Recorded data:
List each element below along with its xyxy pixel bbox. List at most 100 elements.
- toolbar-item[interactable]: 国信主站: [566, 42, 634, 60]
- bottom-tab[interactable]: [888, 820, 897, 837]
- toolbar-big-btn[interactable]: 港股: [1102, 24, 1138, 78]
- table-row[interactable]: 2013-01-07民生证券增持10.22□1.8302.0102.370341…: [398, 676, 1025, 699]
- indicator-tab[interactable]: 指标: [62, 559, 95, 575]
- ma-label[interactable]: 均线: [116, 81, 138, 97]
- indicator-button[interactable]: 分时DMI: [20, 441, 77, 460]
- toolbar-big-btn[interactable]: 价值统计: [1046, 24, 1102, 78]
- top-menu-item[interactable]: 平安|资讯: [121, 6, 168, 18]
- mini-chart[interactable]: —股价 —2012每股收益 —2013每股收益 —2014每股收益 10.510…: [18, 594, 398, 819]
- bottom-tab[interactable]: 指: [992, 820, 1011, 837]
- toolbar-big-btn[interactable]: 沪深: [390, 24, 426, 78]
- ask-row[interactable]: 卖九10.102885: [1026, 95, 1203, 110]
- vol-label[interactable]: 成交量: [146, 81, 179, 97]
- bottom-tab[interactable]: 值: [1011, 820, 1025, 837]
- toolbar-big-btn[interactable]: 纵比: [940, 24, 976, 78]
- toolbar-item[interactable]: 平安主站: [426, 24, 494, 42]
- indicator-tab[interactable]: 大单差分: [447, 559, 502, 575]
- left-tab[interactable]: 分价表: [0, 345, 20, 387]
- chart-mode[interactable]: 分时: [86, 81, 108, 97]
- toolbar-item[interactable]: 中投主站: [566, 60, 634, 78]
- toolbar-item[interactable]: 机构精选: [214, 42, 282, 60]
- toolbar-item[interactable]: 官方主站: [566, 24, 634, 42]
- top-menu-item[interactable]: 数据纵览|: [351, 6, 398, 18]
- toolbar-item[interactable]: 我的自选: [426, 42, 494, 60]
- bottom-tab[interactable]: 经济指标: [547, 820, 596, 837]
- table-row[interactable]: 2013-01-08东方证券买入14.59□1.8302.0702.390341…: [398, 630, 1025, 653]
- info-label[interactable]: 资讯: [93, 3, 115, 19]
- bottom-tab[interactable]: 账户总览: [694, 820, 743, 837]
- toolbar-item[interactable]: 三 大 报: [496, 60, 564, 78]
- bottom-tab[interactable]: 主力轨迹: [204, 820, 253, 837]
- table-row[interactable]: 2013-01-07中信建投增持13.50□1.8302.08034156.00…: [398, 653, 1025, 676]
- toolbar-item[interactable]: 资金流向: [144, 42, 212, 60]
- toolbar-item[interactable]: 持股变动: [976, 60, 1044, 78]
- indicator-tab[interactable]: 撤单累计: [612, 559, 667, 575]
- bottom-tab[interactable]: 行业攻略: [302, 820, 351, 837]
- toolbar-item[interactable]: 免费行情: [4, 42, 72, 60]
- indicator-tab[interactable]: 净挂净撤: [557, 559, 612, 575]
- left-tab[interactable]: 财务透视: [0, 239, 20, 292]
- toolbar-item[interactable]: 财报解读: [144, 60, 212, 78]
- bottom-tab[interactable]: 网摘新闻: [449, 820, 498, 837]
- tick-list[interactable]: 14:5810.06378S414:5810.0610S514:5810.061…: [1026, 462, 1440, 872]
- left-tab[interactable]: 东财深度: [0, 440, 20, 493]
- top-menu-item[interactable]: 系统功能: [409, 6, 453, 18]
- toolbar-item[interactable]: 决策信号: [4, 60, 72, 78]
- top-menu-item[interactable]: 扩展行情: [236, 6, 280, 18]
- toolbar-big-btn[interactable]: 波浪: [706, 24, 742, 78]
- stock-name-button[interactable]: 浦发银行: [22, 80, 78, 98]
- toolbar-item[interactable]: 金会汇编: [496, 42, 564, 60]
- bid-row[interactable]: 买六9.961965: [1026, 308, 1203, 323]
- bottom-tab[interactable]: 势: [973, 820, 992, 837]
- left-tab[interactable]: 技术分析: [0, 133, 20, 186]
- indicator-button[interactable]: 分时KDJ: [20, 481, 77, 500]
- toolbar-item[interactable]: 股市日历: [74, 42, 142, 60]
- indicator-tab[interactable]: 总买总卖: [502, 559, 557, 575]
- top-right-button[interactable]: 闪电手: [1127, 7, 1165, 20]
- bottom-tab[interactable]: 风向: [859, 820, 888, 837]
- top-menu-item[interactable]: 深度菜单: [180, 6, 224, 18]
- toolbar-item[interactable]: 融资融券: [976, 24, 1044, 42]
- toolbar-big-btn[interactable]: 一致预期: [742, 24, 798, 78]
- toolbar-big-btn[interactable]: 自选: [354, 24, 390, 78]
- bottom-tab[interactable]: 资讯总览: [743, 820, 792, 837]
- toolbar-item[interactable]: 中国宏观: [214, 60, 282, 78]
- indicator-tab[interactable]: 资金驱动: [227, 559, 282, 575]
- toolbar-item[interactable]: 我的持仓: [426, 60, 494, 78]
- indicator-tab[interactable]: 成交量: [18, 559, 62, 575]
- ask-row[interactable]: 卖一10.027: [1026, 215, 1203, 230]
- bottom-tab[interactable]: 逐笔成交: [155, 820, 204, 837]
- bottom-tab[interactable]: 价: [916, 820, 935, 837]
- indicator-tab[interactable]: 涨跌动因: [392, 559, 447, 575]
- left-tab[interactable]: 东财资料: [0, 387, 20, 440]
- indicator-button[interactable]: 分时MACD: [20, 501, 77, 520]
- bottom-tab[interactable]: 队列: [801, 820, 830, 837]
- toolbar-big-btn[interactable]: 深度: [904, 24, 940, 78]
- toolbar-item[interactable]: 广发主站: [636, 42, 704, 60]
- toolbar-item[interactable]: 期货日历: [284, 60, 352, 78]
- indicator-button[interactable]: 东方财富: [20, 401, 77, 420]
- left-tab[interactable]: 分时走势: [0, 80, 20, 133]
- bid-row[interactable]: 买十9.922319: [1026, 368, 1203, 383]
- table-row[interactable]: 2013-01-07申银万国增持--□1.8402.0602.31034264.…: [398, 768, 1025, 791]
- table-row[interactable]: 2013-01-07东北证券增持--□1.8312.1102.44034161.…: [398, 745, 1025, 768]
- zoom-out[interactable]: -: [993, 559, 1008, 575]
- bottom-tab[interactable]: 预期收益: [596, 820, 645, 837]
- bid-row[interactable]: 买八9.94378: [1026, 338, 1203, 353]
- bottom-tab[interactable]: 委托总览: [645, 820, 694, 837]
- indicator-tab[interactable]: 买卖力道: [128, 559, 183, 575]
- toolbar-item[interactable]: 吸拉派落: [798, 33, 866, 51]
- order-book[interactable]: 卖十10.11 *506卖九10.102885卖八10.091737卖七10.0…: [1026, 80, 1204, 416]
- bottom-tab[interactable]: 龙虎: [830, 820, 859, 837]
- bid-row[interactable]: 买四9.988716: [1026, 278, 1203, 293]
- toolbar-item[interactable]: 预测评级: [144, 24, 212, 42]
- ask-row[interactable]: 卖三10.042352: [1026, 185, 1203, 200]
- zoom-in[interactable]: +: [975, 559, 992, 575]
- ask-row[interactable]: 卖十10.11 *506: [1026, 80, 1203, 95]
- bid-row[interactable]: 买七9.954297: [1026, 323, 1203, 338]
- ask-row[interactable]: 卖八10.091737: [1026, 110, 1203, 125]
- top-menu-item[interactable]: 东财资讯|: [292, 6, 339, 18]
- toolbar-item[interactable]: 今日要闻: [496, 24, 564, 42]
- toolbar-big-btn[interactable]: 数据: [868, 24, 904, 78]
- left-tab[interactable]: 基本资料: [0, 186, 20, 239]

> JOB
Convert every line of the material above into a JSON array of strings, one string per line, omitting blank lines.

> CORRECT RESULT
[
  "List each element below along with its xyxy pixel bbox. List at most 100 elements.",
  "- toolbar-item[interactable]: 国信主站: [566, 42, 634, 60]",
  "- bottom-tab[interactable]: [888, 820, 897, 837]",
  "- toolbar-big-btn[interactable]: 港股: [1102, 24, 1138, 78]",
  "- table-row[interactable]: 2013-01-07民生证券增持10.22□1.8302.0102.370341…: [398, 676, 1025, 699]",
  "- indicator-tab[interactable]: 指标: [62, 559, 95, 575]",
  "- ma-label[interactable]: 均线: [116, 81, 138, 97]",
  "- indicator-button[interactable]: 分时DMI: [20, 441, 77, 460]",
  "- toolbar-big-btn[interactable]: 价值统计: [1046, 24, 1102, 78]",
  "- top-menu-item[interactable]: 平安|资讯: [121, 6, 168, 18]",
  "- mini-chart[interactable]: —股价 —2012每股收益 —2013每股收益 —2014每股收益 10.510…: [18, 594, 398, 819]",
  "- bottom-tab[interactable]: 指: [992, 820, 1011, 837]",
  "- toolbar-big-btn[interactable]: 沪深: [390, 24, 426, 78]",
  "- ask-row[interactable]: 卖九10.102885: [1026, 95, 1203, 110]",
  "- vol-label[interactable]: 成交量: [146, 81, 179, 97]",
  "- bottom-tab[interactable]: 值: [1011, 820, 1025, 837]",
  "- toolbar-big-btn[interactable]: 纵比: [940, 24, 976, 78]",
  "- toolbar-item[interactable]: 平安主站: [426, 24, 494, 42]",
  "- indicator-tab[interactable]: 大单差分: [447, 559, 502, 575]",
  "- left-tab[interactable]: 分价表: [0, 345, 20, 387]",
  "- chart-mode[interactable]: 分时: [86, 81, 108, 97]",
  "- toolbar-item[interactable]: 中投主站: [566, 60, 634, 78]",
  "- toolbar-item[interactable]: 机构精选: [214, 42, 282, 60]",
  "- toolbar-item[interactable]: 官方主站: [566, 24, 634, 42]",
  "- top-menu-item[interactable]: 数据纵览|: [351, 6, 398, 18]",
  "- toolbar-item[interactable]: 我的自选: [426, 42, 494, 60]",
  "- bottom-tab[interactable]: 经济指标: [547, 820, 596, 837]",
  "- table-row[interactable]: 2013-01-08东方证券买入14.59□1.8302.0702.390341…: [398, 630, 1025, 653]",
  "- info-label[interactable]: 资讯: [93, 3, 115, 19]",
  "- bottom-tab[interactable]: 账户总览: [694, 820, 743, 837]",
  "- toolbar-item[interactable]: 三 大 报: [496, 60, 564, 78]",
  "- bottom-tab[interactable]: 主力轨迹: [204, 820, 253, 837]",
  "- table-row[interactable]: 2013-01-07中信建投增持13.50□1.8302.08034156.00…: [398, 653, 1025, 676]",
  "- toolbar-item[interactable]: 资金流向: [144, 42, 212, 60]",
  "- toolbar-item[interactable]: 持股变动: [976, 60, 1044, 78]",
  "- indicator-tab[interactable]: 撤单累计: [612, 559, 667, 575]",
  "- bottom-tab[interactable]: 行业攻略: [302, 820, 351, 837]",
  "- toolbar-item[interactable]: 免费行情: [4, 42, 72, 60]",
  "- indicator-tab[interactable]: 净挂净撤: [557, 559, 612, 575]",
  "- left-tab[interactable]: 财务透视: [0, 239, 20, 292]",
  "- toolbar-item[interactable]: 财报解读: [144, 60, 212, 78]",
  "- bottom-tab[interactable]: 网摘新闻: [449, 820, 498, 837]",
  "- tick-list[interactable]: 14:5810.06378S414:5810.0610S514:5810.061…: [1026, 462, 1440, 872]",
  "- left-tab[interactable]: 东财深度: [0, 440, 20, 493]",
  "- top-menu-item[interactable]: 系统功能: [409, 6, 453, 18]",
  "- toolbar-item[interactable]: 决策信号: [4, 60, 72, 78]",
  "- top-menu-item[interactable]: 扩展行情: [236, 6, 280, 18]",
  "- toolbar-big-btn[interactable]: 波浪: [706, 24, 742, 78]",
  "- stock-name-button[interactable]: 浦发银行: [22, 80, 78, 98]",
  "- toolbar-item[interactable]: 金会汇编: [496, 42, 564, 60]",
  "- bid-row[interactable]: 买六9.961965: [1026, 308, 1203, 323]",
  "- bottom-tab[interactable]: 势: [973, 820, 992, 837]",
  "- left-tab[interactable]: 技术分析: [0, 133, 20, 186]",
  "- indicator-button[interactable]: 分时KDJ: [20, 481, 77, 500]",
  "- toolbar-item[interactable]: 股市日历: [74, 42, 142, 60]",
  "- indicator-tab[interactable]: 总买总卖: [502, 559, 557, 575]",
  "- top-right-button[interactable]: 闪电手: [1127, 7, 1165, 20]",
  "- bottom-tab[interactable]: 风向: [859, 820, 888, 837]",
  "- top-menu-item[interactable]: 深度菜单: [180, 6, 224, 18]",
  "- toolbar-item[interactable]: 融资融券: [976, 24, 1044, 42]",
  "- toolbar-big-btn[interactable]: 一致预期: [742, 24, 798, 78]",
  "- toolbar-big-btn[interactable]: 自选: [354, 24, 390, 78]",
  "- bottom-tab[interactable]: 资讯总览: [743, 820, 792, 837]",
  "- toolbar-item[interactable]: 中国宏观: [214, 60, 282, 78]",
  "- indicator-tab[interactable]: 资金驱动: [227, 559, 282, 575]",
  "- toolbar-item[interactable]: 我的持仓: [426, 60, 494, 78]",
  "- indicator-tab[interactable]: 成交量: [18, 559, 62, 575]",
  "- ask-row[interactable]: 卖一10.027: [1026, 215, 1203, 230]",
  "- bottom-tab[interactable]: 逐笔成交: [155, 820, 204, 837]",
  "- bottom-tab[interactable]: 价: [916, 820, 935, 837]",
  "- indicator-tab[interactable]: 涨跌动因: [392, 559, 447, 575]",
  "- left-tab[interactable]: 东财资料: [0, 387, 20, 440]",
  "- indicator-button[interactable]: 分时MACD: [20, 501, 77, 520]",
  "- bottom-tab[interactable]: 队列: [801, 820, 830, 837]",
  "- toolbar-big-btn[interactable]: 深度: [904, 24, 940, 78]",
  "- toolbar-item[interactable]: 广发主站: [636, 42, 704, 60]",
  "- toolbar-item[interactable]: 期货日历: [284, 60, 352, 78]",
  "- indicator-button[interactable]: 东方财富: [20, 401, 77, 420]",
  "- left-tab[interactable]: 分时走势: [0, 80, 20, 133]",
  "- bid-row[interactable]: 买十9.922319: [1026, 368, 1203, 383]",
  "- table-row[interactable]: 2013-01-07申银万国增持--□1.8402.0602.31034264.…: [398, 768, 1025, 791]",
  "- table-row[interactable]: 2013-01-07东北证券增持--□1.8312.1102.44034161.…: [398, 745, 1025, 768]",
  "- zoom-out[interactable]: -: [993, 559, 1008, 575]",
  "- bottom-tab[interactable]: 预期收益: [596, 820, 645, 837]",
  "- bid-row[interactable]: 买八9.94378: [1026, 338, 1203, 353]",
  "- bottom-tab[interactable]: 委托总览: [645, 820, 694, 837]",
  "- indicator-tab[interactable]: 买卖力道: [128, 559, 183, 575]",
  "- toolbar-item[interactable]: 吸拉派落: [798, 33, 866, 51]",
  "- order-book[interactable]: 卖十10.11 *506卖九10.102885卖八10.091737卖七10.0…: [1026, 80, 1204, 416]",
  "- bottom-tab[interactable]: 龙虎: [830, 820, 859, 837]",
  "- bid-row[interactable]: 买四9.988716: [1026, 278, 1203, 293]",
  "- toolbar-item[interactable]: 预测评级: [144, 24, 212, 42]",
  "- ask-row[interactable]: 卖三10.042352: [1026, 185, 1203, 200]",
  "- zoom-in[interactable]: +: [975, 559, 992, 575]",
  "- ask-row[interactable]: 卖十10.11 *506: [1026, 80, 1203, 95]",
  "- bid-row[interactable]: 买七9.954297: [1026, 323, 1203, 338]",
  "- ask-row[interactable]: 卖八10.091737: [1026, 110, 1203, 125]",
  "- top-menu-item[interactable]: 东财资讯|: [292, 6, 339, 18]",
  "- toolbar-item[interactable]: 今日要闻: [496, 24, 564, 42]",
  "- toolbar-big-btn[interactable]: 数据: [868, 24, 904, 78]",
  "- left-tab[interactable]: 基本资料: [0, 186, 20, 239]"
]